Return every line of the data below that includes the string "this".
** Begin **
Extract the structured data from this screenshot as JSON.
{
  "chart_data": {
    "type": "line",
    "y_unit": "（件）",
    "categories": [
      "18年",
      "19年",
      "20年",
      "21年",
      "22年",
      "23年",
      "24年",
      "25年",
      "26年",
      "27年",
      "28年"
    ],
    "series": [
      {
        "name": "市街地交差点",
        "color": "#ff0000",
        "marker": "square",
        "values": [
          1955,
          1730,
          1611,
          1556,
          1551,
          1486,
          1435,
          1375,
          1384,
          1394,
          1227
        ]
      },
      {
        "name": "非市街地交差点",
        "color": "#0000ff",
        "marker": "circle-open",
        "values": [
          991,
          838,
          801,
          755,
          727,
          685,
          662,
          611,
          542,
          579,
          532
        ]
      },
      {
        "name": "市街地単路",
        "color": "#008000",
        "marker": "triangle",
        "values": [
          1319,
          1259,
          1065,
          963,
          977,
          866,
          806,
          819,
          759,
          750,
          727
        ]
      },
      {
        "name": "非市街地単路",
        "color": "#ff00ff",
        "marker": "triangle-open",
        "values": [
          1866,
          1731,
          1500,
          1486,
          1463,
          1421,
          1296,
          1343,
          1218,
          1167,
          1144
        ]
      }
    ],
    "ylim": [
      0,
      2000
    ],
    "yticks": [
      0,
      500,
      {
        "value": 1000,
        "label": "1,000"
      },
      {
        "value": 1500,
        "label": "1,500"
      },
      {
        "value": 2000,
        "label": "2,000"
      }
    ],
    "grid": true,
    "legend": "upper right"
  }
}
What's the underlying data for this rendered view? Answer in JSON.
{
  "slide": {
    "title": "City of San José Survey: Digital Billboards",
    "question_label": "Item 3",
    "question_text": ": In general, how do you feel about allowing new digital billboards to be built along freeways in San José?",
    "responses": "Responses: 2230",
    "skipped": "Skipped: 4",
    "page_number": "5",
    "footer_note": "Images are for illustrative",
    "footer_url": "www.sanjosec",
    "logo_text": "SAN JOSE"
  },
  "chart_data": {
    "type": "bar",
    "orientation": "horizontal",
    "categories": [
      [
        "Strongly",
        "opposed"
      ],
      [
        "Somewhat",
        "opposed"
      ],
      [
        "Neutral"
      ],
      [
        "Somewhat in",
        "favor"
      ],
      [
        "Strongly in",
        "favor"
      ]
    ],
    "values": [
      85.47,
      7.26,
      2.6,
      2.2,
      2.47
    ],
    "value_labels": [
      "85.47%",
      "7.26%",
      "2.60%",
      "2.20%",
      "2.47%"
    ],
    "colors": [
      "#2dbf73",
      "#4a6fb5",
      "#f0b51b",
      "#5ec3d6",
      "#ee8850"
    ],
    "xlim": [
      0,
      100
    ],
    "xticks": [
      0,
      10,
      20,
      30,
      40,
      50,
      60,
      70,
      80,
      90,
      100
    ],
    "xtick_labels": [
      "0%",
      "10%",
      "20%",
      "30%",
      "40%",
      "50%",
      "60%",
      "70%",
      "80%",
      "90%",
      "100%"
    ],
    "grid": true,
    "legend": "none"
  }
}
** End **
Solution below.
Extract the structured data from this screenshot as JSON.
What's the underlying data for this rendered view? Answer in JSON.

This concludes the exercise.